Given instruction:
Repeat the material in full. Keep every line exactly as it is.

Extracted data:
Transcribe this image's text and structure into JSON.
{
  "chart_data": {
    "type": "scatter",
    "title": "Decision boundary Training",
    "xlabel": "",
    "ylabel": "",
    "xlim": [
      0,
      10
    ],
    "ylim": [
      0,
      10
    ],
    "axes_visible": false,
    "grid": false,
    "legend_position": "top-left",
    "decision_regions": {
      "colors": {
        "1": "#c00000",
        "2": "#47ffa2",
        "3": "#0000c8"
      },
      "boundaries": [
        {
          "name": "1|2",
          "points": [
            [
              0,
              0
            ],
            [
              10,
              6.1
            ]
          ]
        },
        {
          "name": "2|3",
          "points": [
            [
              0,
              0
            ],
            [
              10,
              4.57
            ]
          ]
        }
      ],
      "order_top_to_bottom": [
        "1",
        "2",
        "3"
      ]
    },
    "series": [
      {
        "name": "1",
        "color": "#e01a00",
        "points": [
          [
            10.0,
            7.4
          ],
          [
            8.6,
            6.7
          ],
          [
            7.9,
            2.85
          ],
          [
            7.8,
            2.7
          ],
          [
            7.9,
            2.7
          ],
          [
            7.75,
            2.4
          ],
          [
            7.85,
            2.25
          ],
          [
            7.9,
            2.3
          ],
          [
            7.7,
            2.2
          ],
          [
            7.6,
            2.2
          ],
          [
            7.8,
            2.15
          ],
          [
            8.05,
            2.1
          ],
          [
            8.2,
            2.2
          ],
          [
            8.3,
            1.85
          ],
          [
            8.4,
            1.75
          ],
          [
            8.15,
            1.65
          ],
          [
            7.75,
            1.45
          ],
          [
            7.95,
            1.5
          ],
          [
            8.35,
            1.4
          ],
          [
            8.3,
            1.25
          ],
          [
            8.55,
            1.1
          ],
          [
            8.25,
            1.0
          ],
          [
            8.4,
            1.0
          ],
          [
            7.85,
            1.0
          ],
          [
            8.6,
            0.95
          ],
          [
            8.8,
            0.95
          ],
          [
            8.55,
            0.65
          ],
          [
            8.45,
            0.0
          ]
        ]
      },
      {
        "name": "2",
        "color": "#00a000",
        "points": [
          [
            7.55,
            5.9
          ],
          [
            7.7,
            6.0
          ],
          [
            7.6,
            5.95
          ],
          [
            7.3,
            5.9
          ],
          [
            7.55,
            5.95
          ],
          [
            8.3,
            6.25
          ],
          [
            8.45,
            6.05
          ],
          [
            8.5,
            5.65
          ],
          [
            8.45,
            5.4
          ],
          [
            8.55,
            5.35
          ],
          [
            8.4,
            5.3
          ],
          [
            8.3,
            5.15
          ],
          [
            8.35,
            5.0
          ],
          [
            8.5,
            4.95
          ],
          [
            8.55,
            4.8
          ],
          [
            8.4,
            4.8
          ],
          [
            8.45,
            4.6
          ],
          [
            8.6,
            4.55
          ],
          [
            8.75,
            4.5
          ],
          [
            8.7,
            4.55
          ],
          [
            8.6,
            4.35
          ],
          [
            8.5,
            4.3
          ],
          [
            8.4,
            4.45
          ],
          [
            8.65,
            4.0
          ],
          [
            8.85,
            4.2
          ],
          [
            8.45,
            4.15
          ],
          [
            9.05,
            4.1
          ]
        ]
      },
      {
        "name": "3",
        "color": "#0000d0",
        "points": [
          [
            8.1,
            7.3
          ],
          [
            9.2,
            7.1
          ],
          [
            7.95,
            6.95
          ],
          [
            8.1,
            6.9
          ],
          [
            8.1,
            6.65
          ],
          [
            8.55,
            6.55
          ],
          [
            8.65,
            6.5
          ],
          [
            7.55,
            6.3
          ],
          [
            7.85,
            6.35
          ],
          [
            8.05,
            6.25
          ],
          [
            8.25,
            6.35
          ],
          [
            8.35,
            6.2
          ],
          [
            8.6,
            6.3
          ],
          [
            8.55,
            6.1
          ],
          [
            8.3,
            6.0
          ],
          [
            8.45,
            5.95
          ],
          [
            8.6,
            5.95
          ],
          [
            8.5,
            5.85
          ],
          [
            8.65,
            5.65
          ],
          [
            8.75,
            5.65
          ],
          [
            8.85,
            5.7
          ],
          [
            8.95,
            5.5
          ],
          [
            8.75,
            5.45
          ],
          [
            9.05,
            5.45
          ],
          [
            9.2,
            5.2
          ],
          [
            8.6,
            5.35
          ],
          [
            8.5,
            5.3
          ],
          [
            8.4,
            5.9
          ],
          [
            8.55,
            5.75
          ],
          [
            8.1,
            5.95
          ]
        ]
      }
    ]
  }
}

Written answer:
Transcribe this image's text and structure into JSON.
{
  "chart_data": {
    "type": "scatter",
    "title": "Decision boundary Training",
    "xlabel": "",
    "ylabel": "",
    "xlim": [
      0,
      10
    ],
    "ylim": [
      0,
      10
    ],
    "axes_visible": false,
    "grid": false,
    "legend_position": "top-left",
    "decision_regions": {
      "colors": {
        "1": "#c00000",
        "2": "#47ffa2",
        "3": "#0000c8"
      },
      "boundaries": [
        {
          "name": "1|2",
          "points": [
            [
              0,
              0
            ],
            [
              10,
              6.1
            ]
          ]
        },
        {
          "name": "2|3",
          "points": [
            [
              0,
              0
            ],
            [
              10,
              4.57
            ]
          ]
        }
      ],
      "order_top_to_bottom": [
        "1",
        "2",
        "3"
      ]
    },
    "series": [
      {
        "name": "1",
        "color": "#e01a00",
        "points": [
          [
            10.0,
            7.4
          ],
          [
            8.6,
            6.7
          ],
          [
            7.9,
            2.85
          ],
          [
            7.8,
            2.7
          ],
          [
            7.9,
            2.7
          ],
          [
            7.75,
            2.4
          ],
          [
            7.85,
            2.25
          ],
          [
            7.9,
            2.3
          ],
          [
            7.7,
            2.2
          ],
          [
            7.6,
            2.2
          ],
          [
            7.8,
            2.15
          ],
          [
            8.05,
            2.1
          ],
          [
            8.2,
            2.2
          ],
          [
            8.3,
            1.85
          ],
          [
            8.4,
            1.75
          ],
          [
            8.15,
            1.65
          ],
          [
            7.75,
            1.45
          ],
          [
            7.95,
            1.5
          ],
          [
            8.35,
            1.4
          ],
          [
            8.3,
            1.25
          ],
          [
            8.55,
            1.1
          ],
          [
            8.25,
            1.0
          ],
          [
            8.4,
            1.0
          ],
          [
            7.85,
            1.0
          ],
          [
            8.6,
            0.95
          ],
          [
            8.8,
            0.95
          ],
          [
            8.55,
            0.65
          ],
          [
            8.45,
            0.0
          ]
        ]
      },
      {
        "name": "2",
        "color": "#00a000",
        "points": [
          [
            7.55,
            5.9
          ],
          [
            7.7,
            6.0
          ],
          [
            7.6,
            5.95
          ],
          [
            7.3,
            5.9
          ],
          [
            7.55,
            5.95
          ],
          [
            8.3,
            6.25
          ],
          [
            8.45,
            6.05
          ],
          [
            8.5,
            5.65
          ],
          [
            8.45,
            5.4
          ],
          [
            8.55,
            5.35
          ],
          [
            8.4,
            5.3
          ],
          [
            8.3,
            5.15
          ],
          [
            8.35,
            5.0
          ],
          [
            8.5,
            4.95
          ],
          [
            8.55,
            4.8
          ],
          [
            8.4,
            4.8
          ],
          [
            8.45,
            4.6
          ],
          [
            8.6,
            4.55
          ],
          [
            8.75,
            4.5
          ],
          [
            8.7,
            4.55
          ],
          [
            8.6,
            4.35
          ],
          [
            8.5,
            4.3
          ],
          [
            8.4,
            4.45
          ],
          [
            8.65,
            4.0
          ],
          [
            8.85,
            4.2
          ],
          [
            8.45,
            4.15
          ],
          [
            9.05,
            4.1
          ]
        ]
      },
      {
        "name": "3",
        "color": "#0000d0",
        "points": [
          [
            8.1,
            7.3
          ],
          [
            9.2,
            7.1
          ],
          [
            7.95,
            6.95
          ],
          [
            8.1,
            6.9
          ],
          [
            8.1,
            6.65
          ],
          [
            8.55,
            6.55
          ],
          [
            8.65,
            6.5
          ],
          [
            7.55,
            6.3
          ],
          [
            7.85,
            6.35
          ],
          [
            8.05,
            6.25
          ],
          [
            8.25,
            6.35
          ],
          [
            8.35,
            6.2
          ],
          [
            8.6,
            6.3
          ],
          [
            8.55,
            6.1
          ],
          [
            8.3,
            6.0
          ],
          [
            8.45,
            5.95
          ],
          [
            8.6,
            5.95
          ],
          [
            8.5,
            5.85
          ],
          [
            8.65,
            5.65
          ],
          [
            8.75,
            5.65
          ],
          [
            8.85,
            5.7
          ],
          [
            8.95,
            5.5
          ],
          [
            8.75,
            5.45
          ],
          [
            9.05,
            5.45
          ],
          [
            9.2,
            5.2
          ],
          [
            8.6,
            5.35
          ],
          [
            8.5,
            5.3
          ],
          [
            8.4,
            5.9
          ],
          [
            8.55,
            5.75
          ],
          [
            8.1,
            5.95
          ]
        ]
      }
    ]
  }
}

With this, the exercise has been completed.